[Start]
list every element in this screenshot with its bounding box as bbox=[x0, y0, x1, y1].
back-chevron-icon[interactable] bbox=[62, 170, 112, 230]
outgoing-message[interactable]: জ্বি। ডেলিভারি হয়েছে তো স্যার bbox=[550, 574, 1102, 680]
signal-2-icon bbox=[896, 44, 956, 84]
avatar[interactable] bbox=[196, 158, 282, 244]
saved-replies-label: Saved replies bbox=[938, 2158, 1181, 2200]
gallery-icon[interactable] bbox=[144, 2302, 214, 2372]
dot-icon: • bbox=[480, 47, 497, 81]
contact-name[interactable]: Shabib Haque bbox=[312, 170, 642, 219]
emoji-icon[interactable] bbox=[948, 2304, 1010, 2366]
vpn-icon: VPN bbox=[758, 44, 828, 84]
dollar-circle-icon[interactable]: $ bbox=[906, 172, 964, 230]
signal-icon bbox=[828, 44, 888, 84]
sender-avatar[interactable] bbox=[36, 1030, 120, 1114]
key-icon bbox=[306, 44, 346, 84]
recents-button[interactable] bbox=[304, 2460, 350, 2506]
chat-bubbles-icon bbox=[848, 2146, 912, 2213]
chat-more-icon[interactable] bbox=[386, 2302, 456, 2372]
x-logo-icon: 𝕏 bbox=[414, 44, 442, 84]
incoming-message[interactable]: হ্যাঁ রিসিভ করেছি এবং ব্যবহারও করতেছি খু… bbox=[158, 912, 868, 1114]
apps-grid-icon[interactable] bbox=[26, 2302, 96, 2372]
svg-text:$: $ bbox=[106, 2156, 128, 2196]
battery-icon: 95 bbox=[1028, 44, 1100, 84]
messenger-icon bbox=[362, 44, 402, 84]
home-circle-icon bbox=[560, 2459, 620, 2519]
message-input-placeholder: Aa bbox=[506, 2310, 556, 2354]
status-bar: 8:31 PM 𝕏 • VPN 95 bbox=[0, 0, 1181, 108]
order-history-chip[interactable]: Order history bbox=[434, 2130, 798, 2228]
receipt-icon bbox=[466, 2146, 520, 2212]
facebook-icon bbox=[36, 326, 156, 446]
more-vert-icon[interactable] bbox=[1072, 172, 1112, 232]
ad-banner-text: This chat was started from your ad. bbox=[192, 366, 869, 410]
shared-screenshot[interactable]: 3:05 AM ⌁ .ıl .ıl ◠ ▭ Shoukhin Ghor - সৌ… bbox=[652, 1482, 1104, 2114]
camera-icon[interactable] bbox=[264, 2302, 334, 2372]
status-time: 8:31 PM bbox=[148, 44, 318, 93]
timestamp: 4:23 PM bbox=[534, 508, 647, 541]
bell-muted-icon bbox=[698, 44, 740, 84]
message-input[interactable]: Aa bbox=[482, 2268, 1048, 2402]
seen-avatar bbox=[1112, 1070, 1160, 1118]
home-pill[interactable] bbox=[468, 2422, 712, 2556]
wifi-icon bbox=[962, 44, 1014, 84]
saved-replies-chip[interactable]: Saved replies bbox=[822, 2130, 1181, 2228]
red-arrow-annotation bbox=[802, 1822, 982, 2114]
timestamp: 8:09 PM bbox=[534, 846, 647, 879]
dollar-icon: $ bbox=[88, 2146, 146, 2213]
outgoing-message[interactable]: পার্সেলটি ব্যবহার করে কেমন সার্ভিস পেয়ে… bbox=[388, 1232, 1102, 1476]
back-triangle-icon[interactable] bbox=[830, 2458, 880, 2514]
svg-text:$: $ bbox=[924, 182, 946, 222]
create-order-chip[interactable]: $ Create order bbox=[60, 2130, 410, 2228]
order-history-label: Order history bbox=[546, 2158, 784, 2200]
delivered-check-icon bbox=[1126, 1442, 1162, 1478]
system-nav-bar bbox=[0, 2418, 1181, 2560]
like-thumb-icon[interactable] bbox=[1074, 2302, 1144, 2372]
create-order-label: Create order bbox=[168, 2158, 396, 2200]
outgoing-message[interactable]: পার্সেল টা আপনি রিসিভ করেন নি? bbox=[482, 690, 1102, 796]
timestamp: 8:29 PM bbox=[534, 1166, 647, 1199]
[End]
◆ OBJECTIVE ◆
Identify every line in the records above that contains the string "dollar" and copy each of those lines.

◆ RESPONSE ◆
dollar-circle-icon[interactable]: $ bbox=[906, 172, 964, 230]
dollar-icon: $ bbox=[88, 2146, 146, 2213]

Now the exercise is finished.